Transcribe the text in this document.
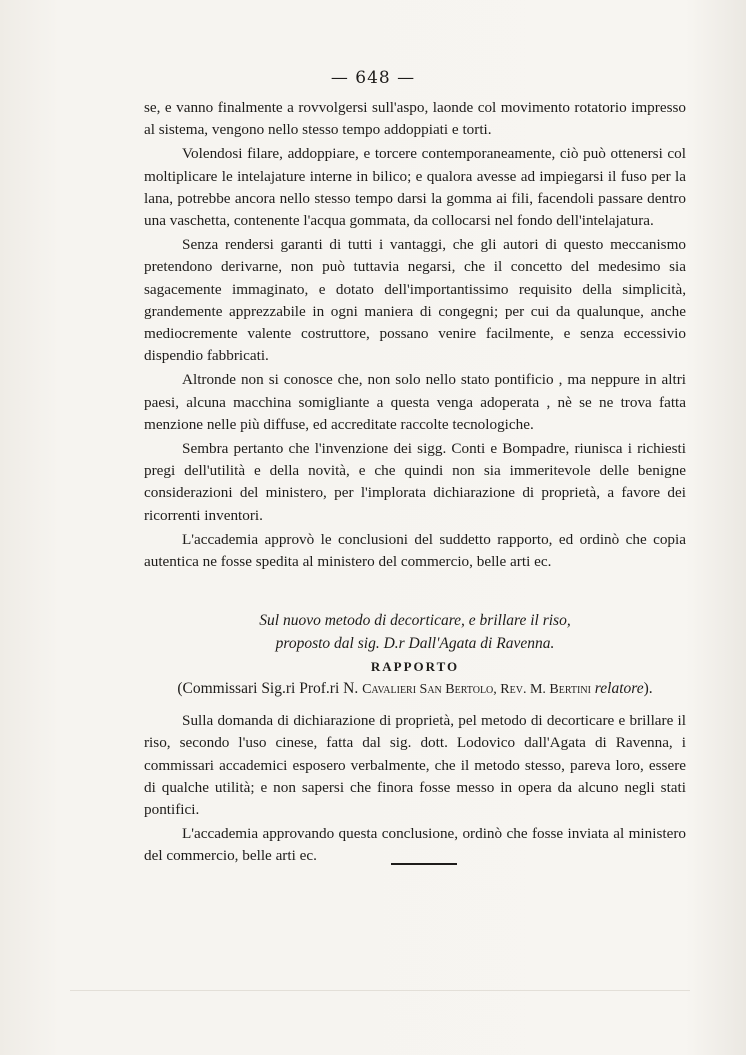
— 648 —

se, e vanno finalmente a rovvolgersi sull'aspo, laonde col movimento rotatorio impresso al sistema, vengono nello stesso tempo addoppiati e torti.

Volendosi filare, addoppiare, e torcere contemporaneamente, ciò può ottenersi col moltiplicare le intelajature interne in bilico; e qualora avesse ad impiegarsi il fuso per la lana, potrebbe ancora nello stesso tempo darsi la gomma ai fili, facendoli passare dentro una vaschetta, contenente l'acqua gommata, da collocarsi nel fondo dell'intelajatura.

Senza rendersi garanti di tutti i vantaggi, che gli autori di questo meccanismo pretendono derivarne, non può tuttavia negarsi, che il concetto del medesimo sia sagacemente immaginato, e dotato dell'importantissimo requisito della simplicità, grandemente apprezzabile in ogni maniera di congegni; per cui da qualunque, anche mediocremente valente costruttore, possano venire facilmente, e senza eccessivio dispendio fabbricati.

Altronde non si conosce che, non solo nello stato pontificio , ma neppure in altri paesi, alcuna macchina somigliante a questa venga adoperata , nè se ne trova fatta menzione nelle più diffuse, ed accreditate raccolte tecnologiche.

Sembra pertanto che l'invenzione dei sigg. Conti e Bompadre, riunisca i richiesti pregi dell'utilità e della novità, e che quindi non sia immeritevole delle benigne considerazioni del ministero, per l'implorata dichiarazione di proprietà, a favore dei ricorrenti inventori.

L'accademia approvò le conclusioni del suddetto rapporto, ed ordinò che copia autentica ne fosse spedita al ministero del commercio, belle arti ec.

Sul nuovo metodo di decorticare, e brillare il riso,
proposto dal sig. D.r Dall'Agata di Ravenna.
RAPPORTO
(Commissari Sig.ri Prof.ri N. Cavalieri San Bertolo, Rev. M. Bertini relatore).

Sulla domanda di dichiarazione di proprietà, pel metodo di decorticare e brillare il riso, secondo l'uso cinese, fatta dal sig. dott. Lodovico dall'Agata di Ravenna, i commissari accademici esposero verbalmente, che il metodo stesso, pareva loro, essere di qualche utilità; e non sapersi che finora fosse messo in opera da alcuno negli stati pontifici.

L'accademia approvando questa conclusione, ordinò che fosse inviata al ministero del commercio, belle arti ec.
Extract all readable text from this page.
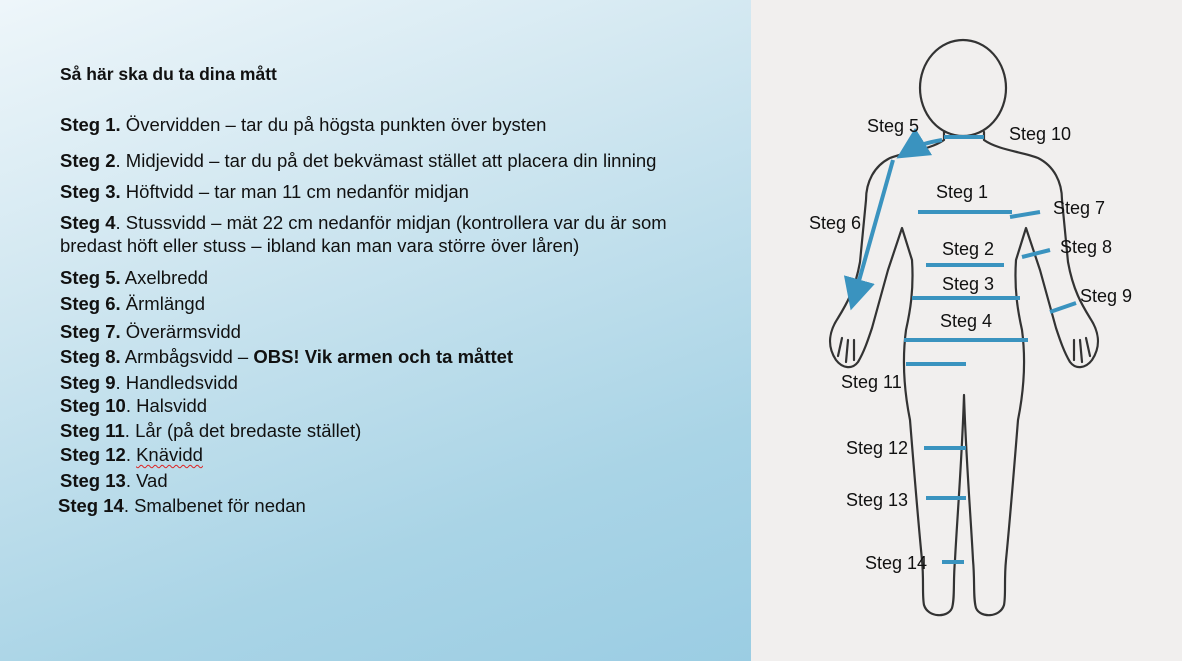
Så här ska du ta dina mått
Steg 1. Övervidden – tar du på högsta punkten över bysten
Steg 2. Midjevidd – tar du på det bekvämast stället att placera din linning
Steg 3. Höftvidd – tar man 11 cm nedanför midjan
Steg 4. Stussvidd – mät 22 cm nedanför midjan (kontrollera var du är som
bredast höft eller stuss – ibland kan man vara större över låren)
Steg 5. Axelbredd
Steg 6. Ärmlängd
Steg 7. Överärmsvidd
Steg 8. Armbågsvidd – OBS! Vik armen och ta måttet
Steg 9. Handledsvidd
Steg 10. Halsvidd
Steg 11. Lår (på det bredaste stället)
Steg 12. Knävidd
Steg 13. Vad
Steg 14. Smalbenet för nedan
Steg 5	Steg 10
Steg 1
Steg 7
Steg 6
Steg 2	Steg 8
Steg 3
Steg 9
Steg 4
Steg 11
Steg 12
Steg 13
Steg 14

● ● ● ● ● ● ●

Pick out each line above that includes "accademia" and show it.

● **TASK ANSWER**
L'accademia approvò le conclusioni del suddetto rapporto, ed ordinò che copia autentica ne fosse spedita al ministero del commercio, belle arti ec.
L'accademia approvando questa conclusione, ordinò che fosse inviata al ministero del commercio, belle arti ec.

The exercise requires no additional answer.